• Exercise aim: You are to retype all of the data exactly as it appears.

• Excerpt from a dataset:
──────────────────────────────

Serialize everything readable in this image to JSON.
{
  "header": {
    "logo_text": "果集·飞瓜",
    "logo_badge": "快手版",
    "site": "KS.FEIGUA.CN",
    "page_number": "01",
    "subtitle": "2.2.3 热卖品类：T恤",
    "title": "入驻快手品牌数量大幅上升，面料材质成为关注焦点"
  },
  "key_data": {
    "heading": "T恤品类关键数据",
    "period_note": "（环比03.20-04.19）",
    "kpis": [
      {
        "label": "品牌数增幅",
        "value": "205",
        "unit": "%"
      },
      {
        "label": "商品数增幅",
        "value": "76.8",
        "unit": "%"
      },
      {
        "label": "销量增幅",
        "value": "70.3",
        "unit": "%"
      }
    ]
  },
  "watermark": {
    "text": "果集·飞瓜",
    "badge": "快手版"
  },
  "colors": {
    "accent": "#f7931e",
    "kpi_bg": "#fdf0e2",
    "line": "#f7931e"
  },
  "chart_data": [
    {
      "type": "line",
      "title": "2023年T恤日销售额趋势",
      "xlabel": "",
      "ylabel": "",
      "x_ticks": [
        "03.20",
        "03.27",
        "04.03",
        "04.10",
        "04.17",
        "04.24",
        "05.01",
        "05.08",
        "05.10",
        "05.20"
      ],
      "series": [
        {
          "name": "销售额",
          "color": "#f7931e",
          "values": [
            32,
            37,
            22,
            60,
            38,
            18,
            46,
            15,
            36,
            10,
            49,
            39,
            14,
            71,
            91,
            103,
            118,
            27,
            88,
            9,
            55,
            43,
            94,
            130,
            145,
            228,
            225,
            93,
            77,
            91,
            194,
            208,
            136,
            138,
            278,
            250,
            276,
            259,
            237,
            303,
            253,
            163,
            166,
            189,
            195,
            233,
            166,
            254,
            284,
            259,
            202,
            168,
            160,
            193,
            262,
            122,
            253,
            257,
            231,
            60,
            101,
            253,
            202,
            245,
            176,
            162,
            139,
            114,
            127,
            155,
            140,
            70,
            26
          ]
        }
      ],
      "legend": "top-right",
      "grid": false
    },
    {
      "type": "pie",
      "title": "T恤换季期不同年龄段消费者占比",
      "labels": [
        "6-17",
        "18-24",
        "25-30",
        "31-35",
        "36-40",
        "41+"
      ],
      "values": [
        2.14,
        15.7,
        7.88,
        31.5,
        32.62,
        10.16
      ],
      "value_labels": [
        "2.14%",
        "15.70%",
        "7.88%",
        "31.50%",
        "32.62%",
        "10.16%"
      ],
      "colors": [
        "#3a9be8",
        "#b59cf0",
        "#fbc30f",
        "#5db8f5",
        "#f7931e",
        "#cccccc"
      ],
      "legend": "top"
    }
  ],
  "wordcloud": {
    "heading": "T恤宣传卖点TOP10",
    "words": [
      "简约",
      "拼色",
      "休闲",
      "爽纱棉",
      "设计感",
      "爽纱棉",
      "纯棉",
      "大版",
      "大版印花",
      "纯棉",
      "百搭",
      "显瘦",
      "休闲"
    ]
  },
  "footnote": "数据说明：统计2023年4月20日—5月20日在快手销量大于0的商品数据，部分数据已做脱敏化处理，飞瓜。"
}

──────────────────────────────

• Output for this exercise:
Serialize everything readable in this image to JSON.
{
  "header": {
    "logo_text": "果集·飞瓜",
    "logo_badge": "快手版",
    "site": "KS.FEIGUA.CN",
    "page_number": "01",
    "subtitle": "2.2.3 热卖品类：T恤",
    "title": "入驻快手品牌数量大幅上升，面料材质成为关注焦点"
  },
  "key_data": {
    "heading": "T恤品类关键数据",
    "period_note": "（环比03.20-04.19）",
    "kpis": [
      {
        "label": "品牌数增幅",
        "value": "205",
        "unit": "%"
      },
      {
        "label": "商品数增幅",
        "value": "76.8",
        "unit": "%"
      },
      {
        "label": "销量增幅",
        "value": "70.3",
        "unit": "%"
      }
    ]
  },
  "watermark": {
    "text": "果集·飞瓜",
    "badge": "快手版"
  },
  "colors": {
    "accent": "#f7931e",
    "kpi_bg": "#fdf0e2",
    "line": "#f7931e"
  },
  "chart_data": [
    {
      "type": "line",
      "title": "2023年T恤日销售额趋势",
      "xlabel": "",
      "ylabel": "",
      "x_ticks": [
        "03.20",
        "03.27",
        "04.03",
        "04.10",
        "04.17",
        "04.24",
        "05.01",
        "05.08",
        "05.10",
        "05.20"
      ],
      "series": [
        {
          "name": "销售额",
          "color": "#f7931e",
          "values": [
            32,
            37,
            22,
            60,
            38,
            18,
            46,
            15,
            36,
            10,
            49,
            39,
            14,
            71,
            91,
            103,
            118,
            27,
            88,
            9,
            55,
            43,
            94,
            130,
            145,
            228,
            225,
            93,
            77,
            91,
            194,
            208,
            136,
            138,
            278,
            250,
            276,
            259,
            237,
            303,
            253,
            163,
            166,
            189,
            195,
            233,
            166,
            254,
            284,
            259,
            202,
            168,
            160,
            193,
            262,
            122,
            253,
            257,
            231,
            60,
            101,
            253,
            202,
            245,
            176,
            162,
            139,
            114,
            127,
            155,
            140,
            70,
            26
          ]
        }
      ],
      "legend": "top-right",
      "grid": false
    },
    {
      "type": "pie",
      "title": "T恤换季期不同年龄段消费者占比",
      "labels": [
        "6-17",
        "18-24",
        "25-30",
        "31-35",
        "36-40",
        "41+"
      ],
      "values": [
        2.14,
        15.7,
        7.88,
        31.5,
        32.62,
        10.16
      ],
      "value_labels": [
        "2.14%",
        "15.70%",
        "7.88%",
        "31.50%",
        "32.62%",
        "10.16%"
      ],
      "colors": [
        "#3a9be8",
        "#b59cf0",
        "#fbc30f",
        "#5db8f5",
        "#f7931e",
        "#cccccc"
      ],
      "legend": "top"
    }
  ],
  "wordcloud": {
    "heading": "T恤宣传卖点TOP10",
    "words": [
      "简约",
      "拼色",
      "休闲",
      "爽纱棉",
      "设计感",
      "爽纱棉",
      "纯棉",
      "大版",
      "大版印花",
      "纯棉",
      "百搭",
      "显瘦",
      "休闲"
    ]
  },
  "footnote": "数据说明：统计2023年4月20日—5月20日在快手销量大于0的商品数据，部分数据已做脱敏化处理，飞瓜。"
}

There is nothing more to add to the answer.